• **TASK INSTRUCTIONS**
Give a verbatim copy of the lines below, minus the pictures.

• **THE RECORDS**
— Begin —

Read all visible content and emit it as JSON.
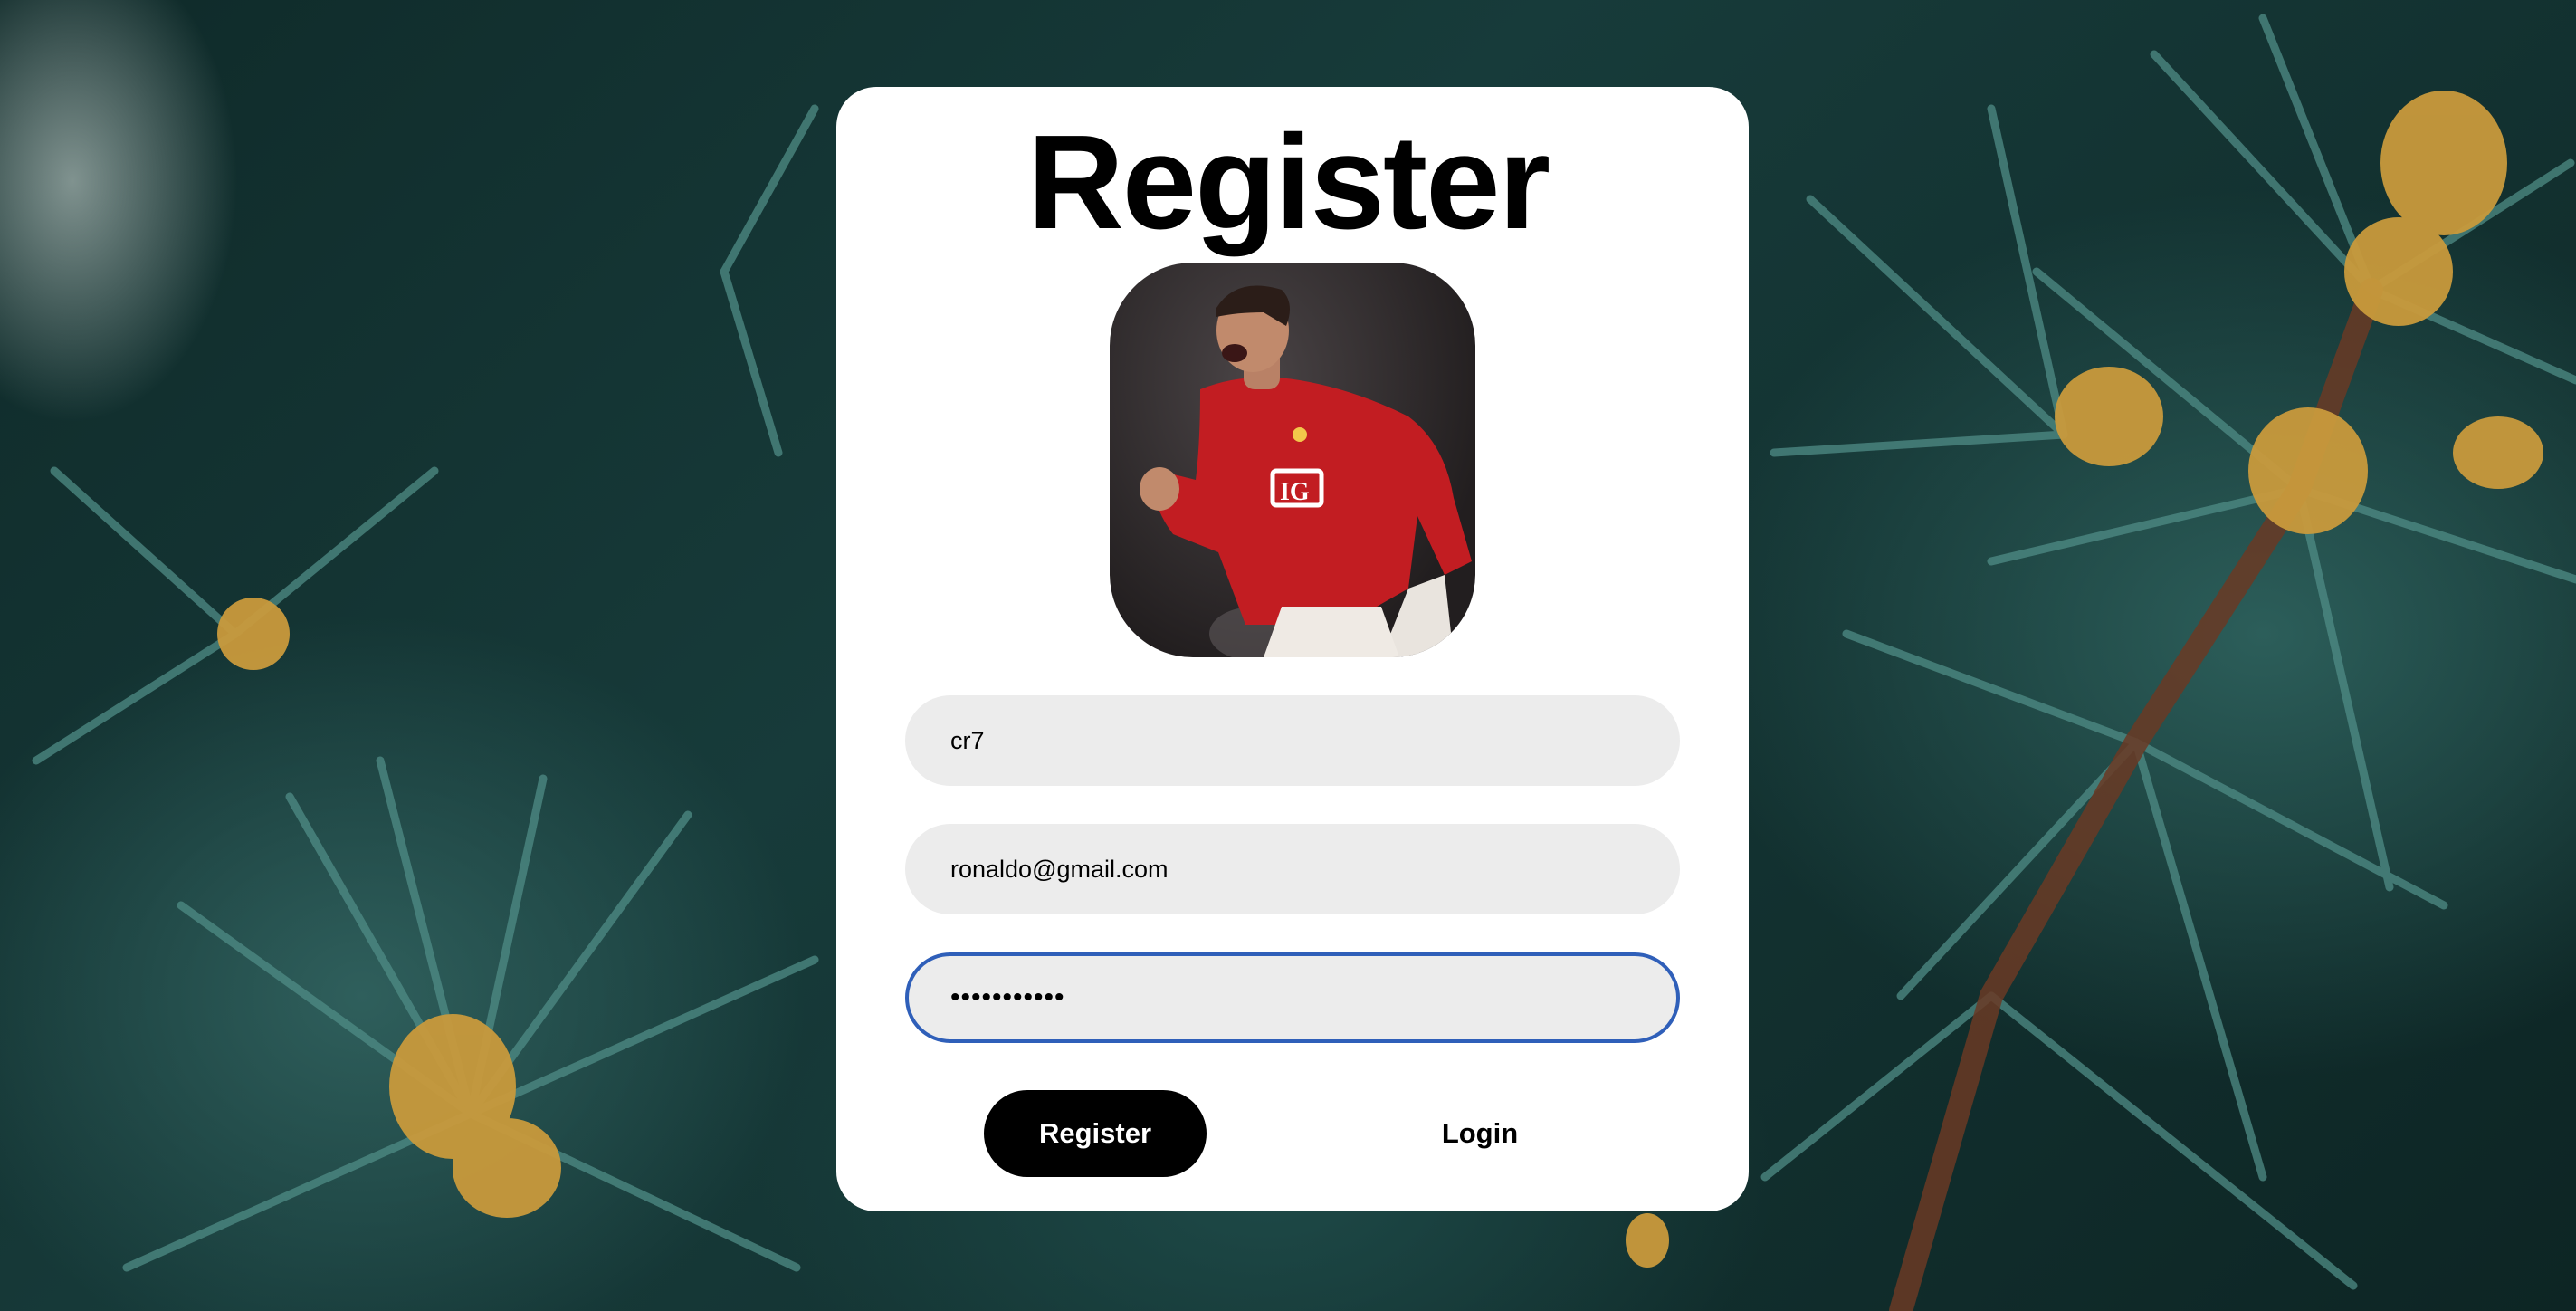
{
  "page": {
    "title": "Register"
  },
  "avatar": {
    "description_icon": "profile-photo"
  },
  "form": {
    "username_value": "cr7",
    "email_value": "ronaldo@gmail.com",
    "password_value": "•••••••••••"
  },
  "actions": {
    "register_label": "Register",
    "login_label": "Login"
  },
  "colors": {
    "card_background": "#ffffff",
    "field_background": "#ececec",
    "focus_border": "#2f5fb9",
    "primary_button": "#000000"
  }
}
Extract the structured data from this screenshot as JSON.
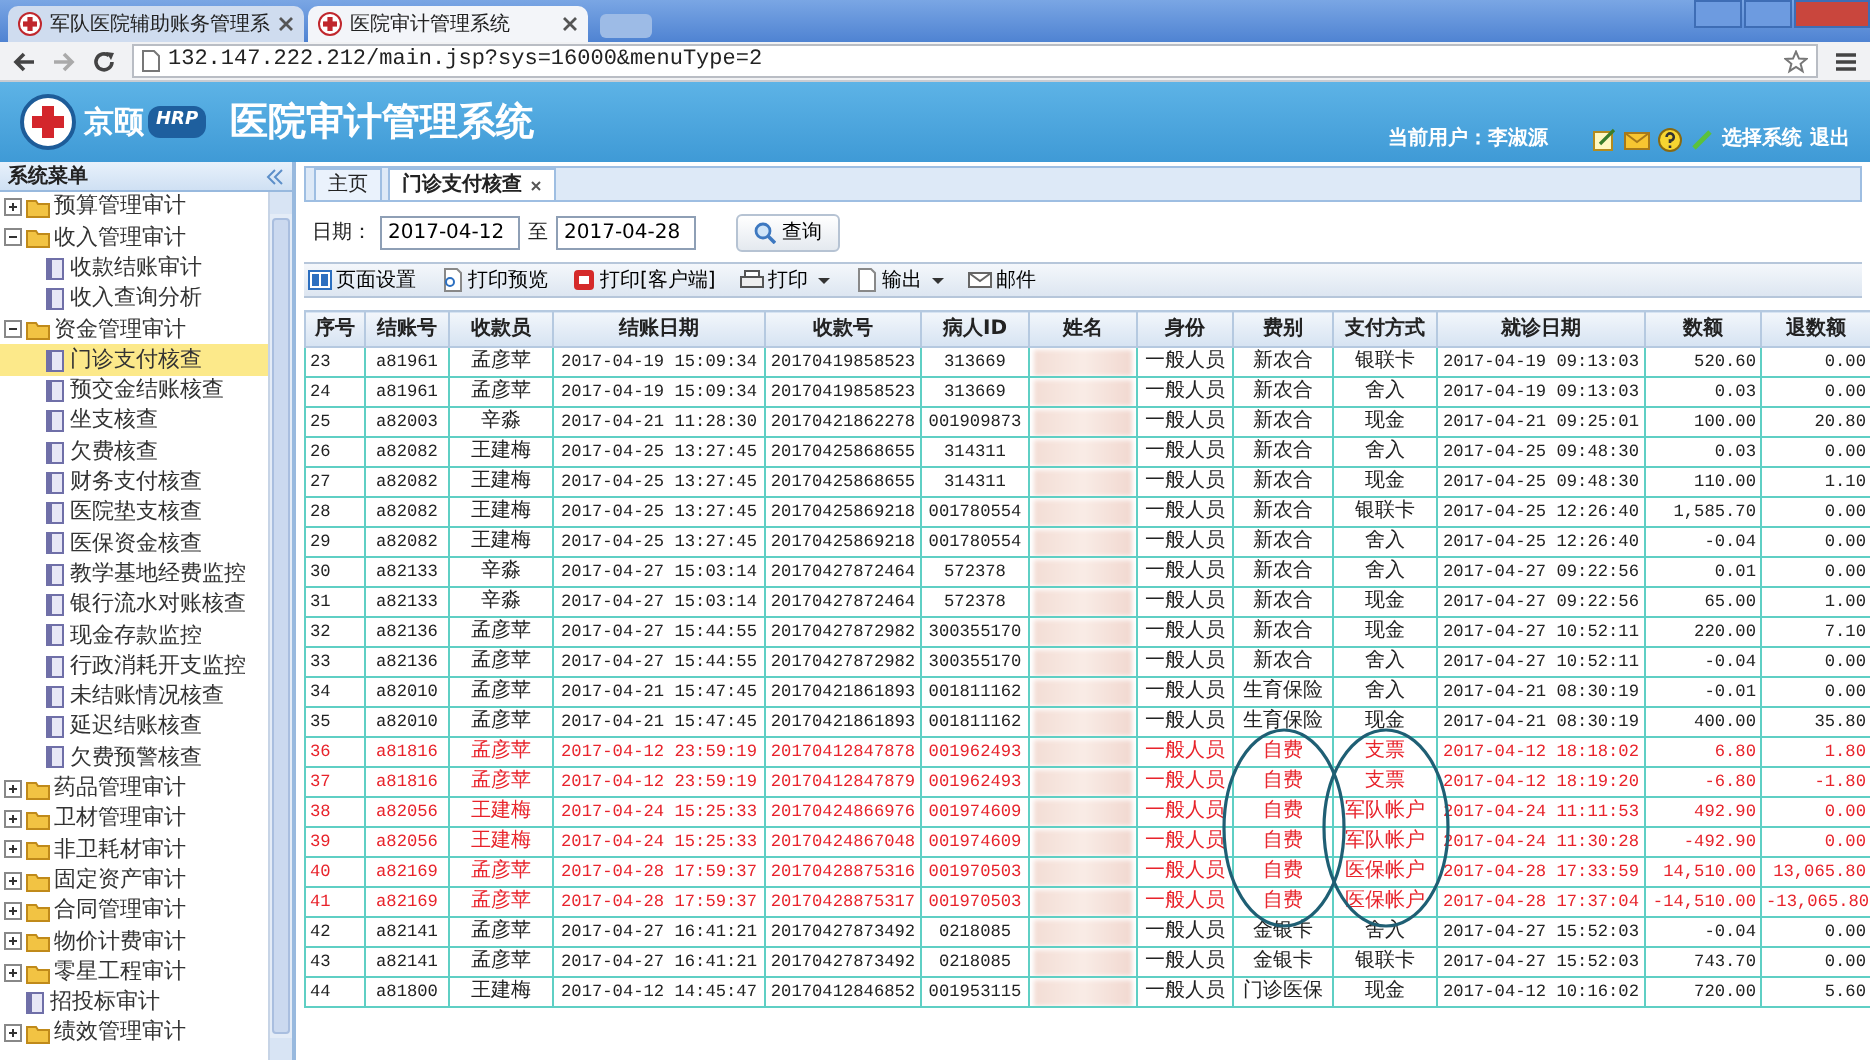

— End —

• **ANSWER TO THIS EXERCISE**
Read all visible content and emit it as JSON.
{
  "page": {
    "title": "Register"
  },
  "avatar": {
    "description_icon": "profile-photo"
  },
  "form": {
    "username_value": "cr7",
    "email_value": "ronaldo@gmail.com",
    "password_value": "•••••••••••"
  },
  "actions": {
    "register_label": "Register",
    "login_label": "Login"
  },
  "colors": {
    "card_background": "#ffffff",
    "field_background": "#ececec",
    "focus_border": "#2f5fb9",
    "primary_button": "#000000"
  }
}
Extract the structured data from this screenshot as JSON.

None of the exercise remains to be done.